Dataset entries
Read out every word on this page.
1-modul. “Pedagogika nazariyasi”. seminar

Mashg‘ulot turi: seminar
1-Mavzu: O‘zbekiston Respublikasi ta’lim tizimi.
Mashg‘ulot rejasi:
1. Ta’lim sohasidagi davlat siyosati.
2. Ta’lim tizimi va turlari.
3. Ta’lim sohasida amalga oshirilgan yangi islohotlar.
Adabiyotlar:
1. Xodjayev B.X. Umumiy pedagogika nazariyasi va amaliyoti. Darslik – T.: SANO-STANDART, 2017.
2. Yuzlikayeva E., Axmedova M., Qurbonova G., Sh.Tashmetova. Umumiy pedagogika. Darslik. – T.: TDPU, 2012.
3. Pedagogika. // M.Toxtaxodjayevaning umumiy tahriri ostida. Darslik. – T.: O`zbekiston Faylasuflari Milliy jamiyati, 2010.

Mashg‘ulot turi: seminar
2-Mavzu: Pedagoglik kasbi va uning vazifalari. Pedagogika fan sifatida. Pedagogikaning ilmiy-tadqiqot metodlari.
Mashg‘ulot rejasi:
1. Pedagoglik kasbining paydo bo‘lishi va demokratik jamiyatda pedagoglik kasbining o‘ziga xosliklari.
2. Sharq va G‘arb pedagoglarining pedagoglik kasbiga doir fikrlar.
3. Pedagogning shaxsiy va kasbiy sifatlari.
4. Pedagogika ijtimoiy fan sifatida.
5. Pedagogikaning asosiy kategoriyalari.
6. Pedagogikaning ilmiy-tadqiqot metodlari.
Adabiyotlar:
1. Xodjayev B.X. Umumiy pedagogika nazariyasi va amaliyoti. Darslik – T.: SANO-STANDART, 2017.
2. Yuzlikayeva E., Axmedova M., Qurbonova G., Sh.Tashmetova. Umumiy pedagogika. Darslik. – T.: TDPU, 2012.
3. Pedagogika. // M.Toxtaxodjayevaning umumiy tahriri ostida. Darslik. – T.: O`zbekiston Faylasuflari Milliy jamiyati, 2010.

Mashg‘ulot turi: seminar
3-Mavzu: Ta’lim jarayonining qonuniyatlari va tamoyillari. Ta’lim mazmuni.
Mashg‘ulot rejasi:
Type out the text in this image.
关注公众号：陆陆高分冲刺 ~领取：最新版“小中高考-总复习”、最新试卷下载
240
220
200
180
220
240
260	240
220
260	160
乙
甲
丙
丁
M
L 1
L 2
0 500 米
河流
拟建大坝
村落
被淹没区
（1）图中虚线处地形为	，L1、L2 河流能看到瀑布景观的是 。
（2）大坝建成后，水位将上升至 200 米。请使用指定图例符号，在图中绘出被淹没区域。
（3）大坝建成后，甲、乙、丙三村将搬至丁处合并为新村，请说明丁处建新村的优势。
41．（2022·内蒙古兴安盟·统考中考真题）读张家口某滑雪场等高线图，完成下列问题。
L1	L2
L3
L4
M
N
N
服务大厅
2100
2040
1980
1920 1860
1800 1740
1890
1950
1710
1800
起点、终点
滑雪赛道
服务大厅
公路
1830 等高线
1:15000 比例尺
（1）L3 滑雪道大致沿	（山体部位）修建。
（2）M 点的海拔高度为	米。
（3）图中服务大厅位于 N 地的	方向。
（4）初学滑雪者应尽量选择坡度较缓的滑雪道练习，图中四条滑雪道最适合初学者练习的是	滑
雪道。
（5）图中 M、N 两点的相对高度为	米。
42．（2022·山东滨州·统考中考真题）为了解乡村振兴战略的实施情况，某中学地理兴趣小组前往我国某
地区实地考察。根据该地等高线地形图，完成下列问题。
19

### [SHORT TASK]
Output all of the data again. Match it exactly.

### [RESPONSE FOR THIS EXERCISE]
Read out every word on this page.
1-modul. “Pedagogika nazariyasi”. seminar

Mashg‘ulot turi: seminar
1-Mavzu: O‘zbekiston Respublikasi ta’lim tizimi.
Mashg‘ulot rejasi:
1. Ta’lim sohasidagi davlat siyosati.
2. Ta’lim tizimi va turlari.
3. Ta’lim sohasida amalga oshirilgan yangi islohotlar.
Adabiyotlar:
1. Xodjayev B.X. Umumiy pedagogika nazariyasi va amaliyoti. Darslik – T.: SANO-STANDART, 2017.
2. Yuzlikayeva E., Axmedova M., Qurbonova G., Sh.Tashmetova. Umumiy pedagogika. Darslik. – T.: TDPU, 2012.
3. Pedagogika. // M.Toxtaxodjayevaning umumiy tahriri ostida. Darslik. – T.: O`zbekiston Faylasuflari Milliy jamiyati, 2010.

Mashg‘ulot turi: seminar
2-Mavzu: Pedagoglik kasbi va uning vazifalari. Pedagogika fan sifatida. Pedagogikaning ilmiy-tadqiqot metodlari.
Mashg‘ulot rejasi:
1. Pedagoglik kasbining paydo bo‘lishi va demokratik jamiyatda pedagoglik kasbining o‘ziga xosliklari.
2. Sharq va G‘arb pedagoglarining pedagoglik kasbiga doir fikrlar.
3. Pedagogning shaxsiy va kasbiy sifatlari.
4. Pedagogika ijtimoiy fan sifatida.
5. Pedagogikaning asosiy kategoriyalari.
6. Pedagogikaning ilmiy-tadqiqot metodlari.
Adabiyotlar:
1. Xodjayev B.X. Umumiy pedagogika nazariyasi va amaliyoti. Darslik – T.: SANO-STANDART, 2017.
2. Yuzlikayeva E., Axmedova M., Qurbonova G., Sh.Tashmetova. Umumiy pedagogika. Darslik. – T.: TDPU, 2012.
3. Pedagogika. // M.Toxtaxodjayevaning umumiy tahriri ostida. Darslik. – T.: O`zbekiston Faylasuflari Milliy jamiyati, 2010.

Mashg‘ulot turi: seminar
3-Mavzu: Ta’lim jarayonining qonuniyatlari va tamoyillari. Ta’lim mazmuni.
Mashg‘ulot rejasi:
Type out the text in this image.
关注公众号：陆陆高分冲刺 ~领取：最新版“小中高考-总复习”、最新试卷下载
240
220
200
180
220
240
260	240
220
260	160
乙
甲
丙
丁
M
L 1
L 2
0 500 米
河流
拟建大坝
村落
被淹没区
（1）图中虚线处地形为	，L1、L2 河流能看到瀑布景观的是 。
（2）大坝建成后，水位将上升至 200 米。请使用指定图例符号，在图中绘出被淹没区域。
（3）大坝建成后，甲、乙、丙三村将搬至丁处合并为新村，请说明丁处建新村的优势。
41．（2022·内蒙古兴安盟·统考中考真题）读张家口某滑雪场等高线图，完成下列问题。
L1	L2
L3
L4
M
N
N
服务大厅
2100
2040
1980
1920 1860
1800 1740
1890
1950
1710
1800
起点、终点
滑雪赛道
服务大厅
公路
1830 等高线
1:15000 比例尺
（1）L3 滑雪道大致沿	（山体部位）修建。
（2）M 点的海拔高度为	米。
（3）图中服务大厅位于 N 地的	方向。
（4）初学滑雪者应尽量选择坡度较缓的滑雪道练习，图中四条滑雪道最适合初学者练习的是	滑
雪道。
（5）图中 M、N 两点的相对高度为	米。
42．（2022·山东滨州·统考中考真题）为了解乡村振兴战略的实施情况，某中学地理兴趣小组前往我国某
地区实地考察。根据该地等高线地形图，完成下列问题。
19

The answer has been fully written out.